WHAT THIS TASK INVOLVES -
Every record should be repeated exactly, except that pictures are left out.
----- DATA FOR THIS EXERCISE -----
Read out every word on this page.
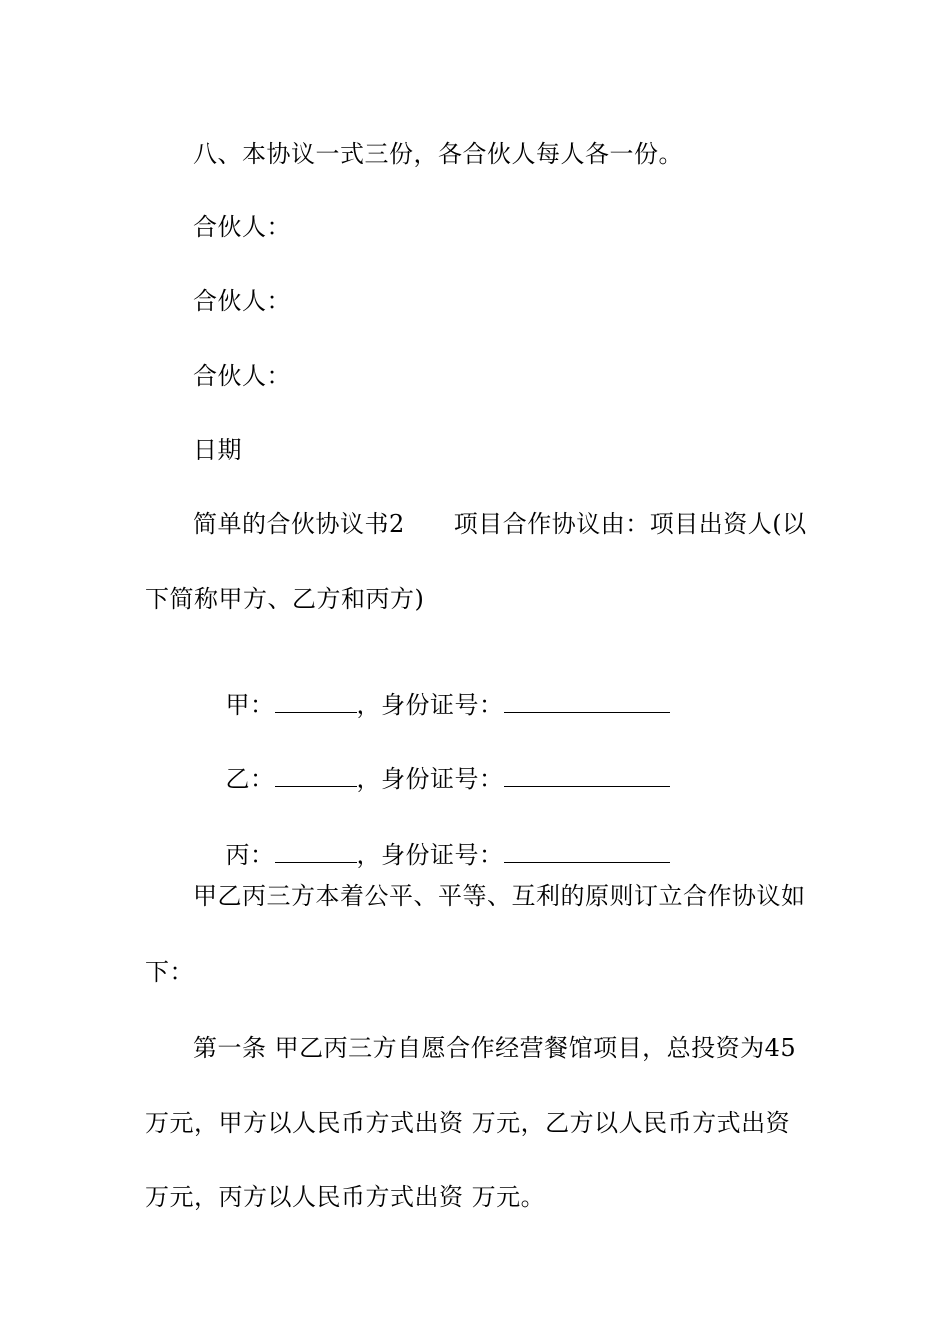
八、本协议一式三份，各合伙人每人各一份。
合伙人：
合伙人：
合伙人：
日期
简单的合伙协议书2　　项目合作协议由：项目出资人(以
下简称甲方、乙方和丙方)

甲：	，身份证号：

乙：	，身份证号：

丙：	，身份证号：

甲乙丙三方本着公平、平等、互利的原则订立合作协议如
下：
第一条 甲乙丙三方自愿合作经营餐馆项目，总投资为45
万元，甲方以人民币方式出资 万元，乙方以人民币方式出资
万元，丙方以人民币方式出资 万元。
-----
CORRECT RESULT -
Read out every word on this page.
八、本协议一式三份，各合伙人每人各一份。
合伙人：
合伙人：
合伙人：
日期
简单的合伙协议书2　　项目合作协议由：项目出资人(以
下简称甲方、乙方和丙方)

甲：	，身份证号：

乙：	，身份证号：

丙：	，身份证号：

甲乙丙三方本着公平、平等、互利的原则订立合作协议如
下：
第一条 甲乙丙三方自愿合作经营餐馆项目，总投资为45
万元，甲方以人民币方式出资 万元，乙方以人民币方式出资
万元，丙方以人民币方式出资 万元。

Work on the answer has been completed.